#### Task goal:
In the listing below, locate the lines that hold the string "hands". Copy those lines.

Stored entries
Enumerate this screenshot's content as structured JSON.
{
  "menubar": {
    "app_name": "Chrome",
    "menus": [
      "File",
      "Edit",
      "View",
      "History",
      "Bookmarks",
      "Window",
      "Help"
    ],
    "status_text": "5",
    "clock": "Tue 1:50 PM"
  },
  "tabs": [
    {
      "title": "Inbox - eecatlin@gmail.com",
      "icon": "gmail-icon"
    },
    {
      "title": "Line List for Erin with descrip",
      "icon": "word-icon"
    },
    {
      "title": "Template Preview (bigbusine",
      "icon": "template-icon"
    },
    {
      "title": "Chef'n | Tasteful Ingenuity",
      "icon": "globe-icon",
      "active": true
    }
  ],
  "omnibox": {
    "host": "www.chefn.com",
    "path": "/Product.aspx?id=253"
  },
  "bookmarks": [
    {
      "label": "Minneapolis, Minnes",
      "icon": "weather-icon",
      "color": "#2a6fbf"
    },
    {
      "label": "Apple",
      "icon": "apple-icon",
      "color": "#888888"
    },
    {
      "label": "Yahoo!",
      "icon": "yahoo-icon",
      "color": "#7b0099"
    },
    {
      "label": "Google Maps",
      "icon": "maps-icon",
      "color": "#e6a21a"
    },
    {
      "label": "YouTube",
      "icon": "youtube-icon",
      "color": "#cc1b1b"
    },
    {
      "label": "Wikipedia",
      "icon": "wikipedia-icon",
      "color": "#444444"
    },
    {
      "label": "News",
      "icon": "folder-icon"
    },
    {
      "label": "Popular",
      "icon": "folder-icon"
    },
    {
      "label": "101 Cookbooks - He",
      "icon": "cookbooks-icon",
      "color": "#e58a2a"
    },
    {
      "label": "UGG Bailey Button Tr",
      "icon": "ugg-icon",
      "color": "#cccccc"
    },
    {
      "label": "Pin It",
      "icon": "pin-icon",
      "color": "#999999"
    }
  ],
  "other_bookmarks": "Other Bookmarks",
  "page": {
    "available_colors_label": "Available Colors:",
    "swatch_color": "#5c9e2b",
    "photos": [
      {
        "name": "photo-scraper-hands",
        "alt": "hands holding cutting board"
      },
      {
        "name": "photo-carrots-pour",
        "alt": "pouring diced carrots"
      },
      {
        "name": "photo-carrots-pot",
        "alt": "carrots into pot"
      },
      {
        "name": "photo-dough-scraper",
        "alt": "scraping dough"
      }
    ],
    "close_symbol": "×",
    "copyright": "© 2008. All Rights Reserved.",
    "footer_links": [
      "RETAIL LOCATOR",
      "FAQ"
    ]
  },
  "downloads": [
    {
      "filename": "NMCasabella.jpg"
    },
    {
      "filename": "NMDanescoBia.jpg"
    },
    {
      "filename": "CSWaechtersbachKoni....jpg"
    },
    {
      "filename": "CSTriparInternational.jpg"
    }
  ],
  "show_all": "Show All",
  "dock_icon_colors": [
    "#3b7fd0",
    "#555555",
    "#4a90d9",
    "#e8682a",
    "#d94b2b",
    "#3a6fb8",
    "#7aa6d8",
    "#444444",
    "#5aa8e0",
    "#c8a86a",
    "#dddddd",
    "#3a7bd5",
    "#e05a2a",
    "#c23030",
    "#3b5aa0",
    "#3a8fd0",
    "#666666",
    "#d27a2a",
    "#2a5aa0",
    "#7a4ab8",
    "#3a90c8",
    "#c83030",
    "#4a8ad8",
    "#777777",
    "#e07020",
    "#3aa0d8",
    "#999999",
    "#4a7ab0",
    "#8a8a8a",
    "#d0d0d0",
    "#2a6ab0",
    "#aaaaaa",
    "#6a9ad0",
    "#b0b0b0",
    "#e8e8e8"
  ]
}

#### Task answer:
        "name": "photo-scraper-hands",
        "alt": "hands holding cutting board"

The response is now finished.